PROBLEM REQUIREMENTS: Convert each item below into a JSON list of strings with one string per line, leaving out blank lines.

[start of ENTRIES SHOWN]

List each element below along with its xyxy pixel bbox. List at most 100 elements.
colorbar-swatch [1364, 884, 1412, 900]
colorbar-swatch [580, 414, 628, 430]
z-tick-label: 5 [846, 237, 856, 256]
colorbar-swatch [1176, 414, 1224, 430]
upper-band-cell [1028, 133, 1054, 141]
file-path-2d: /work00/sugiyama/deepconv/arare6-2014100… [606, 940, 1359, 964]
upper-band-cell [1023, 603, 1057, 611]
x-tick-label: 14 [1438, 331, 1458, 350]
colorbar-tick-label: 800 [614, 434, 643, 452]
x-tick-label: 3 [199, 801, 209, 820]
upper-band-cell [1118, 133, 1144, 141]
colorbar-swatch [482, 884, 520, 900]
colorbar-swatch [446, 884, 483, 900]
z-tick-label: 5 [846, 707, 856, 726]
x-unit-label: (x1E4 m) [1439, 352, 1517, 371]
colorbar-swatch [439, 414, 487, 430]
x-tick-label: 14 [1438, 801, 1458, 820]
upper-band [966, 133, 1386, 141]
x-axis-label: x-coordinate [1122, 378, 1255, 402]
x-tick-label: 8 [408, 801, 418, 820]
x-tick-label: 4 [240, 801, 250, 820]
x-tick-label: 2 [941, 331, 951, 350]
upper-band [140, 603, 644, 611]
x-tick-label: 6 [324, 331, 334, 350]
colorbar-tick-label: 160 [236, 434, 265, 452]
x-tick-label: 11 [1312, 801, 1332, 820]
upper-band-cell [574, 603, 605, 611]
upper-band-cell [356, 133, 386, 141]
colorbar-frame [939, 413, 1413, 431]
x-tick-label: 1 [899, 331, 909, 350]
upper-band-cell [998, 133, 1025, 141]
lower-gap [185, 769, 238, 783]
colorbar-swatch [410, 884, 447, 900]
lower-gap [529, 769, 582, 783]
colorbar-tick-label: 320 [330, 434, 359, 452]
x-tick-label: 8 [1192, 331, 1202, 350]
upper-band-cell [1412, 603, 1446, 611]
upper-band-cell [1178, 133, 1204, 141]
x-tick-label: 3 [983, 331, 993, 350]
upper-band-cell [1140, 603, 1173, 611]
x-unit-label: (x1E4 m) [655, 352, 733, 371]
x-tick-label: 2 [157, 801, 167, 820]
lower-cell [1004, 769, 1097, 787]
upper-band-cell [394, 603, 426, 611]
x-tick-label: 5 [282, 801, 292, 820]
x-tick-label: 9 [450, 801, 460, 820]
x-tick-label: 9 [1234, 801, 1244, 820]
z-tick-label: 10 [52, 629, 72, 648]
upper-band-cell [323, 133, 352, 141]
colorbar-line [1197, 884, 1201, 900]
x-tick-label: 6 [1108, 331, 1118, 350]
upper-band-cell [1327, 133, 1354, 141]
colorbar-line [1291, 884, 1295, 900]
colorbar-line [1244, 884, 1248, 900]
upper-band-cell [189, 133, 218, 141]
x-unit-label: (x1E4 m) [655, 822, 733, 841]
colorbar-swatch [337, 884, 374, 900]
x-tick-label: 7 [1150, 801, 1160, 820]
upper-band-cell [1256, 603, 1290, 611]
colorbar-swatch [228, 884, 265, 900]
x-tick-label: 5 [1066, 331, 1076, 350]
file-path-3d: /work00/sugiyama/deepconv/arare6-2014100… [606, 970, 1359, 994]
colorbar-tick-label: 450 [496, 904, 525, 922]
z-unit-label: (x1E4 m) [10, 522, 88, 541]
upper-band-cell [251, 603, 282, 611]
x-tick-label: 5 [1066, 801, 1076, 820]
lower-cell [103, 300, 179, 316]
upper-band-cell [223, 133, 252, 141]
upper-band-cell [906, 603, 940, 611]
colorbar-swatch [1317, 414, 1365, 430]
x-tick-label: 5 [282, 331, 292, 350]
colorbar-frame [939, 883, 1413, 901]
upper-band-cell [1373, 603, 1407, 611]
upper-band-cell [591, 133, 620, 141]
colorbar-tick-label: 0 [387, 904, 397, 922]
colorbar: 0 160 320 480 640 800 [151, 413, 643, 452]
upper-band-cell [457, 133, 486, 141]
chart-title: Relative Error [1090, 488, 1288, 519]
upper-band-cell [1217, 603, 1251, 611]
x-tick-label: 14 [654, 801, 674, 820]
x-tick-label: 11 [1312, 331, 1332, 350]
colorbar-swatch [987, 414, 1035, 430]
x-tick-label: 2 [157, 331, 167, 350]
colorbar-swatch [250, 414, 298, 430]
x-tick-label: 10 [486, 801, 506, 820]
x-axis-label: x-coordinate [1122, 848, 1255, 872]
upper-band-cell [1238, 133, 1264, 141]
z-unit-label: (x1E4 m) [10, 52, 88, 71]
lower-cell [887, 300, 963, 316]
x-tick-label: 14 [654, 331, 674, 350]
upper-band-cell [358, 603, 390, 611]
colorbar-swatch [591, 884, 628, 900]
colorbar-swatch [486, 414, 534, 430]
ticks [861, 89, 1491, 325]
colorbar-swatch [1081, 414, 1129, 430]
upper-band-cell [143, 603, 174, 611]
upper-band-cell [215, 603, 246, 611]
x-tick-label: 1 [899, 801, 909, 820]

[end of ENTRIES SHOWN]

RESPONSE FOR THIS EXERCISE:
[
  "List each element below along with its xyxy pixel bbox. List at most 100 elements.",
  "colorbar-swatch [1364, 884, 1412, 900]",
  "colorbar-swatch [580, 414, 628, 430]",
  "z-tick-label: 5 [846, 237, 856, 256]",
  "colorbar-swatch [1176, 414, 1224, 430]",
  "upper-band-cell [1028, 133, 1054, 141]",
  "file-path-2d: /work00/sugiyama/deepconv/arare6-2014100… [606, 940, 1359, 964]",
  "upper-band-cell [1023, 603, 1057, 611]",
  "x-tick-label: 14 [1438, 331, 1458, 350]",
  "colorbar-tick-label: 800 [614, 434, 643, 452]",
  "x-tick-label: 3 [199, 801, 209, 820]",
  "upper-band-cell [1118, 133, 1144, 141]",
  "colorbar-swatch [482, 884, 520, 900]",
  "colorbar-swatch [446, 884, 483, 900]",
  "z-tick-label: 5 [846, 707, 856, 726]",
  "x-unit-label: (x1E4 m) [1439, 352, 1517, 371]",
  "colorbar-swatch [439, 414, 487, 430]",
  "x-tick-label: 14 [1438, 801, 1458, 820]",
  "upper-band [966, 133, 1386, 141]",
  "x-axis-label: x-coordinate [1122, 378, 1255, 402]",
  "x-tick-label: 8 [408, 801, 418, 820]",
  "x-tick-label: 4 [240, 801, 250, 820]",
  "x-tick-label: 2 [941, 331, 951, 350]",
  "upper-band [140, 603, 644, 611]",
  "x-tick-label: 6 [324, 331, 334, 350]",
  "colorbar-tick-label: 160 [236, 434, 265, 452]",
  "x-tick-label: 11 [1312, 801, 1332, 820]",
  "upper-band-cell [574, 603, 605, 611]",
  "upper-band-cell [356, 133, 386, 141]",
  "colorbar-frame [939, 413, 1413, 431]",
  "x-tick-label: 1 [899, 331, 909, 350]",
  "upper-band-cell [998, 133, 1025, 141]",
  "lower-gap [185, 769, 238, 783]",
  "colorbar-swatch [410, 884, 447, 900]",
  "lower-gap [529, 769, 582, 783]",
  "colorbar-tick-label: 320 [330, 434, 359, 452]",
  "x-tick-label: 8 [1192, 331, 1202, 350]",
  "upper-band-cell [1412, 603, 1446, 611]",
  "upper-band-cell [1178, 133, 1204, 141]",
  "x-tick-label: 3 [983, 331, 993, 350]",
  "upper-band-cell [1140, 603, 1173, 611]",
  "x-unit-label: (x1E4 m) [655, 352, 733, 371]",
  "x-tick-label: 2 [157, 801, 167, 820]",
  "lower-cell [1004, 769, 1097, 787]",
  "upper-band-cell [394, 603, 426, 611]",
  "x-tick-label: 5 [282, 801, 292, 820]",
  "x-tick-label: 9 [450, 801, 460, 820]",
  "x-tick-label: 9 [1234, 801, 1244, 820]",
  "z-tick-label: 10 [52, 629, 72, 648]",
  "upper-band-cell [323, 133, 352, 141]",
  "colorbar-line [1197, 884, 1201, 900]",
  "x-tick-label: 6 [1108, 331, 1118, 350]",
  "upper-band-cell [1327, 133, 1354, 141]",
  "colorbar-line [1291, 884, 1295, 900]",
  "colorbar-line [1244, 884, 1248, 900]",
  "upper-band-cell [189, 133, 218, 141]",
  "x-unit-label: (x1E4 m) [655, 822, 733, 841]",
  "colorbar-swatch [337, 884, 374, 900]",
  "x-tick-label: 7 [1150, 801, 1160, 820]",
  "upper-band-cell [1256, 603, 1290, 611]",
  "colorbar-swatch [228, 884, 265, 900]",
  "x-tick-label: 5 [1066, 331, 1076, 350]",
  "file-path-3d: /work00/sugiyama/deepconv/arare6-2014100… [606, 970, 1359, 994]",
  "colorbar-tick-label: 450 [496, 904, 525, 922]",
  "z-unit-label: (x1E4 m) [10, 522, 88, 541]",
  "upper-band-cell [251, 603, 282, 611]",
  "x-tick-label: 5 [1066, 801, 1076, 820]",
  "lower-cell [103, 300, 179, 316]",
  "upper-band-cell [223, 133, 252, 141]",
  "upper-band-cell [906, 603, 940, 611]",
  "colorbar-swatch [1317, 414, 1365, 430]",
  "x-tick-label: 5 [282, 331, 292, 350]",
  "colorbar-frame [939, 883, 1413, 901]",
  "upper-band-cell [1373, 603, 1407, 611]",
  "upper-band-cell [591, 133, 620, 141]",
  "colorbar-tick-label: 0 [387, 904, 397, 922]",
  "colorbar: 0 160 320 480 640 800 [151, 413, 643, 452]",
  "upper-band-cell [457, 133, 486, 141]",
  "chart-title: Relative Error [1090, 488, 1288, 519]",
  "upper-band-cell [1217, 603, 1251, 611]",
  "x-tick-label: 14 [654, 801, 674, 820]",
  "x-tick-label: 11 [1312, 331, 1332, 350]",
  "colorbar-swatch [987, 414, 1035, 430]",
  "x-tick-label: 2 [157, 331, 167, 350]",
  "colorbar-swatch [250, 414, 298, 430]",
  "x-tick-label: 10 [486, 801, 506, 820]",
  "x-axis-label: x-coordinate [1122, 848, 1255, 872]",
  "upper-band-cell [1238, 133, 1264, 141]",
  "z-unit-label: (x1E4 m) [10, 52, 88, 71]",
  "lower-cell [887, 300, 963, 316]",
  "x-tick-label: 14 [654, 331, 674, 350]",
  "upper-band-cell [358, 603, 390, 611]",
  "colorbar-swatch [591, 884, 628, 900]",
  "colorbar-swatch [486, 414, 534, 430]",
  "ticks [861, 89, 1491, 325]",
  "colorbar-swatch [1081, 414, 1129, 430]",
  "upper-band-cell [143, 603, 174, 611]",
  "upper-band-cell [215, 603, 246, 611]",
  "x-tick-label: 1 [899, 801, 909, 820]"
]